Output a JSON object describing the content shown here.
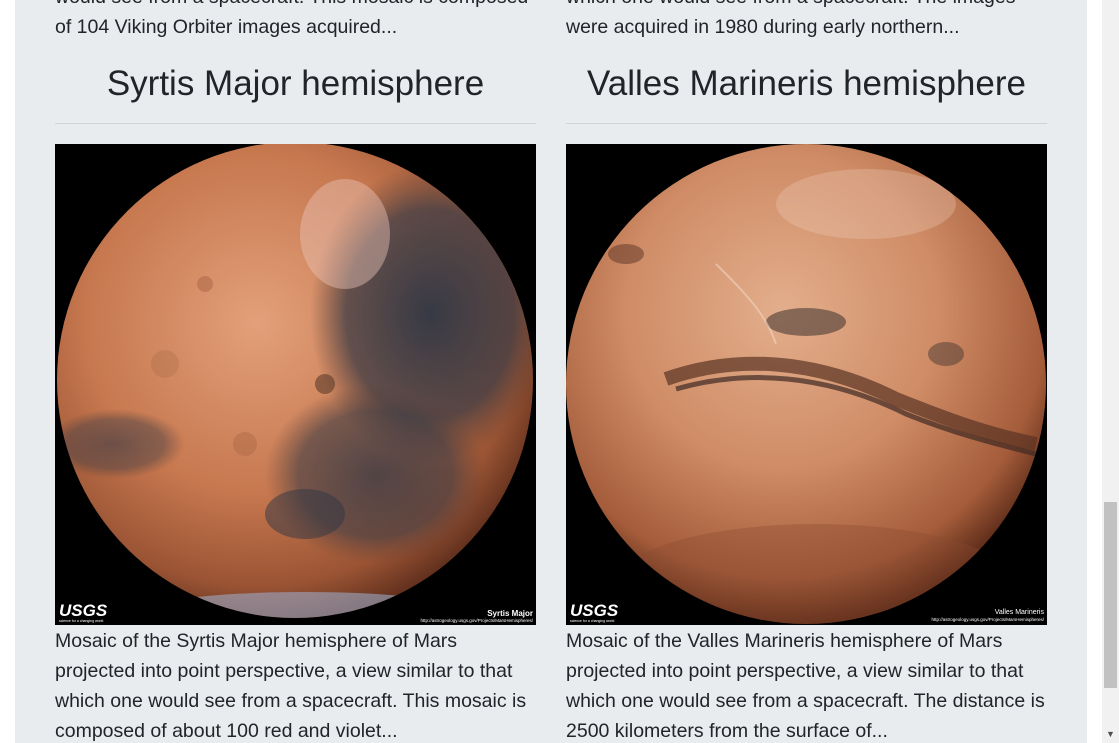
{
  "hemispheres": [
    {
      "prev_description": "would see from a spacecraft. This mosaic is composed of 104 Viking Orbiter images acquired...",
      "title": "Syrtis Major hemisphere",
      "image_caption": "Syrtis Major",
      "image_logo": "USGS",
      "image_tagline": "science for a changing world",
      "image_url": "http://astrogeology.usgs.gov/Projects/MarsHemispheres/",
      "description": "Mosaic of the Syrtis Major hemisphere of Mars projected into point perspective, a view similar to that which one would see from a spacecraft. This mosaic is composed of about 100 red and violet..."
    },
    {
      "prev_description": "which one would see from a spacecraft. The images were acquired in 1980 during early northern...",
      "title": "Valles Marineris hemisphere",
      "image_caption": "Valles Marineris",
      "image_logo": "USGS",
      "image_tagline": "science for a changing world",
      "image_url": "http://astrogeology.usgs.gov/Projects/MarsHemispheres/",
      "description": "Mosaic of the Valles Marineris hemisphere of Mars projected into point perspective, a view similar to that which one would see from a spacecraft. The distance is 2500 kilometers from the surface of..."
    }
  ],
  "colors": {
    "background": "#e9ecef",
    "text": "#212529",
    "mars_light": "#d9946a",
    "mars_dark": "#7a4029",
    "mars_shadow": "#3a3f4a"
  },
  "scrollbar": {
    "up_arrow": "▲",
    "down_arrow": "▼"
  }
}
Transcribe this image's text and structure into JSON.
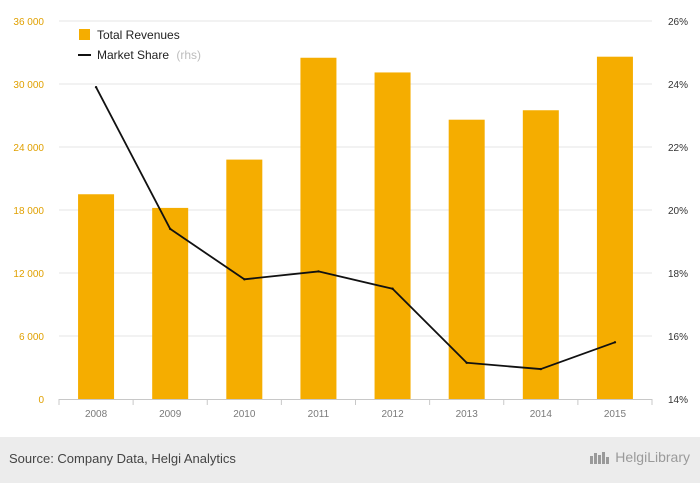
{
  "chart_data": {
    "type": "bar",
    "categories": [
      "2008",
      "2009",
      "2010",
      "2011",
      "2012",
      "2013",
      "2014",
      "2015"
    ],
    "series": [
      {
        "name": "Total Revenues",
        "kind": "bar",
        "axis": "left",
        "color": "#f5ad00",
        "values": [
          19500,
          18200,
          22800,
          32500,
          31100,
          26600,
          27500,
          32600
        ]
      },
      {
        "name": "Market Share",
        "name_suffix": "(rhs)",
        "kind": "line",
        "axis": "right",
        "color": "#111111",
        "values": [
          23.9,
          19.4,
          17.8,
          18.05,
          17.5,
          15.15,
          14.95,
          15.8
        ]
      }
    ],
    "y_left": {
      "ylim": [
        0,
        36000
      ],
      "ticks": [
        0,
        6000,
        12000,
        18000,
        24000,
        30000,
        36000
      ],
      "tick_labels": [
        "0",
        "6 000",
        "12 000",
        "18 000",
        "24 000",
        "30 000",
        "36 000"
      ]
    },
    "y_right": {
      "ylim": [
        14,
        26
      ],
      "ticks": [
        14,
        16,
        18,
        20,
        22,
        24,
        26
      ],
      "tick_labels": [
        "14%",
        "16%",
        "18%",
        "20%",
        "22%",
        "24%",
        "26%"
      ]
    },
    "title": "",
    "xlabel": "",
    "ylabel": "",
    "grid": true,
    "legend_position": "top-left"
  },
  "footer": {
    "source": "Source: Company Data, Helgi Analytics",
    "brand": "HelgiLibrary"
  }
}
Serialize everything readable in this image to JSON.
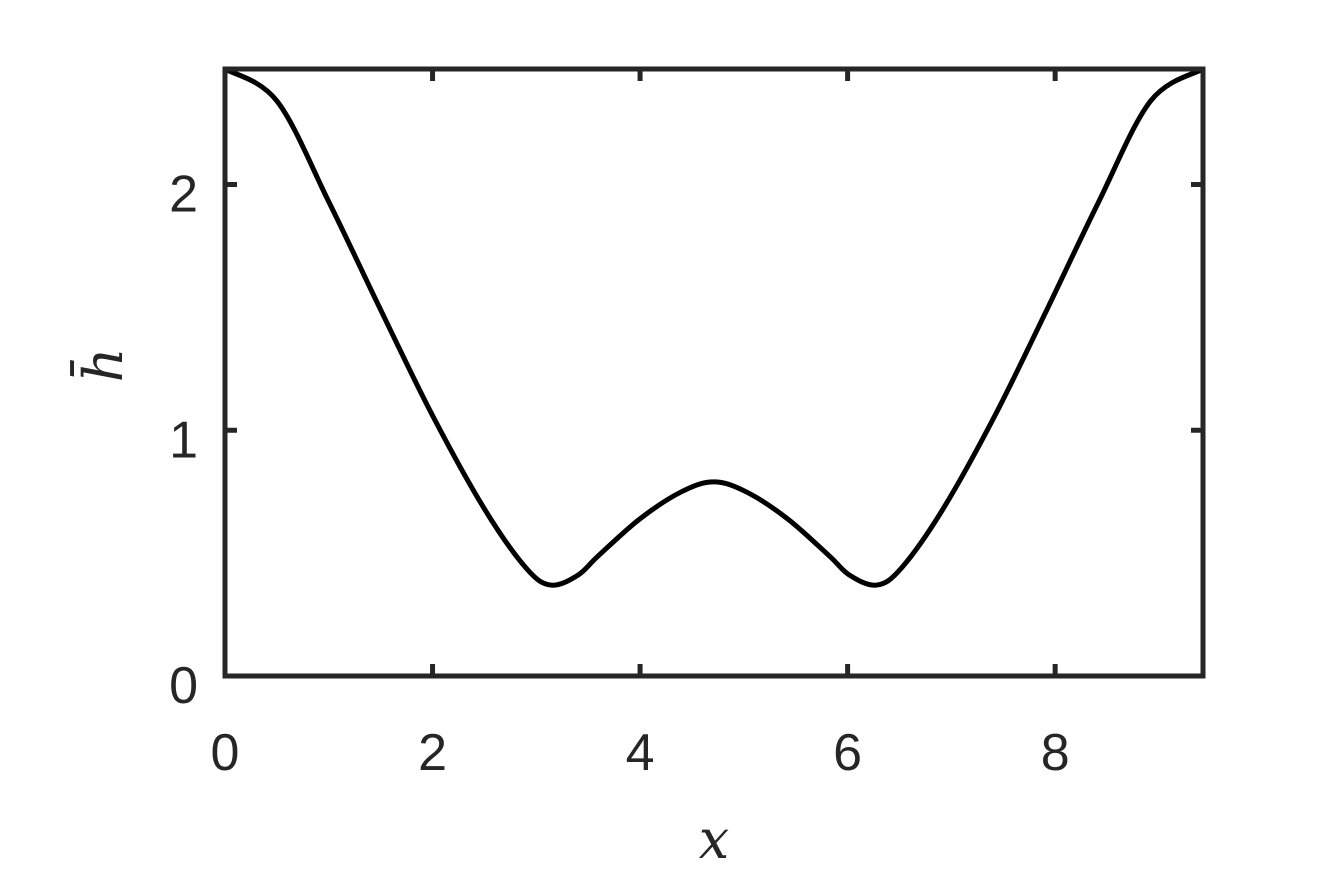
{
  "chart_data": {
    "type": "line",
    "title": "",
    "xlabel": "x",
    "ylabel": "h̄",
    "xlim": [
      0,
      9.4248
    ],
    "ylim": [
      0,
      2.47
    ],
    "xticks": [
      "0",
      "2",
      "4",
      "6",
      "8"
    ],
    "yticks": [
      "0",
      "1",
      "2"
    ],
    "grid": false,
    "line_color": "#000000",
    "axes_color": "#262626",
    "series": [
      {
        "x": [
          0,
          0.5,
          1,
          1.5,
          2,
          2.5,
          2.9,
          3.14,
          3.4,
          3.6,
          4,
          4.4,
          4.71,
          5.02,
          5.42,
          5.82,
          6.02,
          6.28,
          6.52,
          6.92,
          7.42,
          7.92,
          8.42,
          8.92,
          9.4248
        ],
        "y": [
          2.47,
          2.34,
          1.93,
          1.49,
          1.06,
          0.68,
          0.44,
          0.37,
          0.41,
          0.49,
          0.64,
          0.75,
          0.79,
          0.75,
          0.64,
          0.49,
          0.41,
          0.37,
          0.44,
          0.68,
          1.06,
          1.49,
          1.93,
          2.34,
          2.47
        ]
      }
    ]
  }
}
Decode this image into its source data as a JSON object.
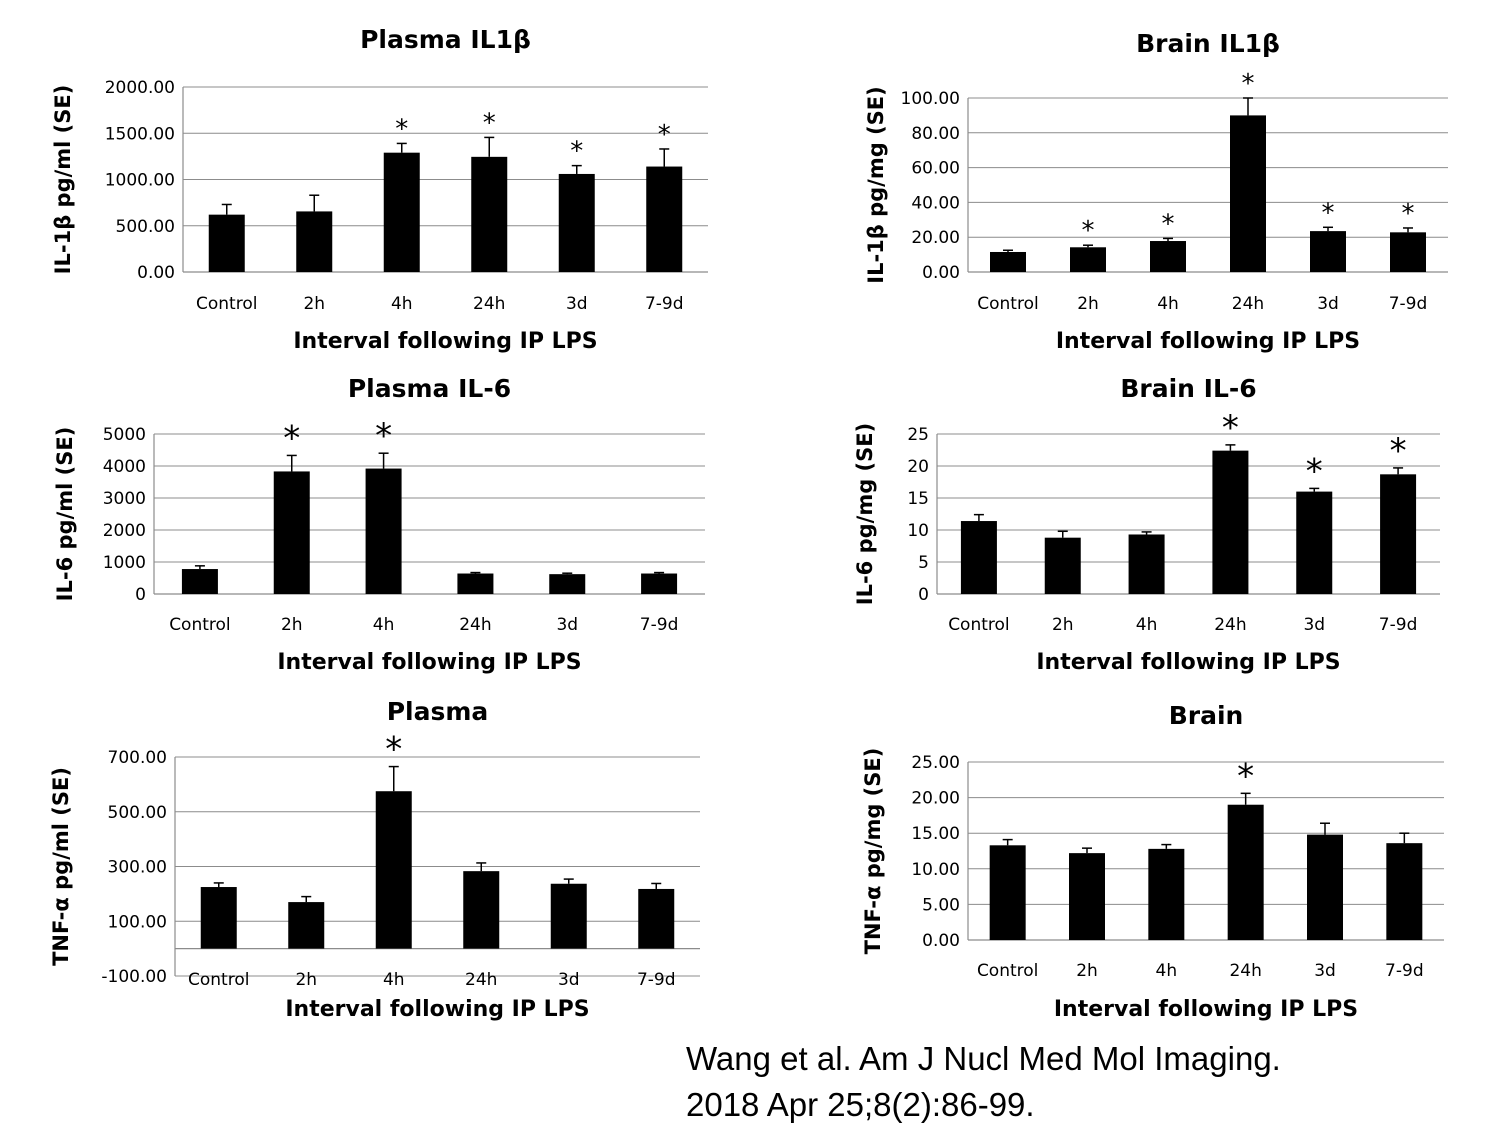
{
  "chart_data": [
    {
      "type": "bar",
      "title": "Plasma IL1β",
      "ylabel": "IL-1β pg/ml (SE)",
      "xlabel": "Interval following IP LPS",
      "categories": [
        "Control",
        "2h",
        "4h",
        "24h",
        "3d",
        "7-9d"
      ],
      "values": [
        620,
        655,
        1290,
        1245,
        1060,
        1140
      ],
      "errors": [
        110,
        175,
        100,
        210,
        90,
        190
      ],
      "significant": [
        false,
        false,
        true,
        true,
        true,
        true
      ],
      "ylim": [
        0,
        2000
      ],
      "yticks": [
        "0.00",
        "500.00",
        "1000.00",
        "1500.00",
        "2000.00"
      ],
      "grid": true,
      "legend": "none"
    },
    {
      "type": "bar",
      "title": "Brain IL1β",
      "ylabel": "IL-1β pg/mg (SE)",
      "xlabel": "Interval following IP LPS",
      "categories": [
        "Control",
        "2h",
        "4h",
        "24h",
        "3d",
        "7-9d"
      ],
      "values": [
        11.5,
        14.2,
        17.8,
        90,
        23.5,
        22.8
      ],
      "errors": [
        1.0,
        1.2,
        1.5,
        10,
        2.2,
        2.5
      ],
      "significant": [
        false,
        true,
        true,
        true,
        true,
        true
      ],
      "ylim": [
        0,
        100
      ],
      "yticks": [
        "0.00",
        "20.00",
        "40.00",
        "60.00",
        "80.00",
        "100.00"
      ],
      "grid": true,
      "legend": "none"
    },
    {
      "type": "bar",
      "title": "Plasma IL-6",
      "ylabel": "IL-6 pg/ml (SE)",
      "xlabel": "Interval following IP LPS",
      "categories": [
        "Control",
        "2h",
        "4h",
        "24h",
        "3d",
        "7-9d"
      ],
      "values": [
        780,
        3830,
        3920,
        640,
        620,
        640
      ],
      "errors": [
        100,
        500,
        480,
        30,
        30,
        30
      ],
      "significant": [
        false,
        true,
        true,
        false,
        false,
        false
      ],
      "ylim": [
        0,
        5000
      ],
      "yticks": [
        "0",
        "1000",
        "2000",
        "3000",
        "4000",
        "5000"
      ],
      "grid": true,
      "legend": "none"
    },
    {
      "type": "bar",
      "title": "Brain IL-6",
      "ylabel": "IL-6 pg/mg (SE)",
      "xlabel": "Interval following IP LPS",
      "categories": [
        "Control",
        "2h",
        "4h",
        "24h",
        "3d",
        "7-9d"
      ],
      "values": [
        11.4,
        8.8,
        9.3,
        22.4,
        16.0,
        18.7
      ],
      "errors": [
        1.0,
        1.0,
        0.4,
        0.9,
        0.5,
        1.0
      ],
      "significant": [
        false,
        false,
        false,
        true,
        true,
        true
      ],
      "ylim": [
        0,
        25
      ],
      "yticks": [
        "0",
        "5",
        "10",
        "15",
        "20",
        "25"
      ],
      "grid": true,
      "legend": "none"
    },
    {
      "type": "bar",
      "title": "Plasma",
      "ylabel": "TNF-α pg/ml (SE)",
      "xlabel": "Interval following IP LPS",
      "categories": [
        "Control",
        "2h",
        "4h",
        "24h",
        "3d",
        "7-9d"
      ],
      "values": [
        225,
        170,
        575,
        283,
        237,
        218
      ],
      "errors": [
        15,
        20,
        90,
        30,
        17,
        20
      ],
      "significant": [
        false,
        false,
        true,
        false,
        false,
        false
      ],
      "ylim": [
        -100,
        700
      ],
      "yticks": [
        "-100.00",
        "100.00",
        "300.00",
        "500.00",
        "700.00"
      ],
      "grid": true,
      "legend": "none"
    },
    {
      "type": "bar",
      "title": "Brain",
      "ylabel": "TNF-α pg/mg (SE)",
      "xlabel": "Interval following IP LPS",
      "categories": [
        "Control",
        "2h",
        "4h",
        "24h",
        "3d",
        "7-9d"
      ],
      "values": [
        13.3,
        12.2,
        12.8,
        19.0,
        14.8,
        13.6
      ],
      "errors": [
        0.8,
        0.7,
        0.6,
        1.6,
        1.6,
        1.4
      ],
      "significant": [
        false,
        false,
        false,
        true,
        false,
        false
      ],
      "ylim": [
        0,
        25
      ],
      "yticks": [
        "0.00",
        "5.00",
        "10.00",
        "15.00",
        "20.00",
        "25.00"
      ],
      "grid": true,
      "legend": "none"
    }
  ],
  "significance_marker": "*",
  "citation": {
    "line1": "Wang et al. Am J Nucl Med Mol Imaging.",
    "line2": "2018 Apr 25;8(2):86-99."
  }
}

- - - - -

YOUR OBJECTIVE → Select the lines in this material that hold the word "perspective", leaving none out.

SOLUTION TO THE PROBLEM →
      "description": "Mosaic of the Syrtis Major hemisphere of Mars projected into point perspective, a view similar to that which one would see from a spacecraft. This mosaic is composed of about 100 red and violet..."
      "description": "Mosaic of the Valles Marineris hemisphere of Mars projected into point perspective, a view similar to that which one would see from a spacecraft. The distance is 2500 kilometers from the surface of..."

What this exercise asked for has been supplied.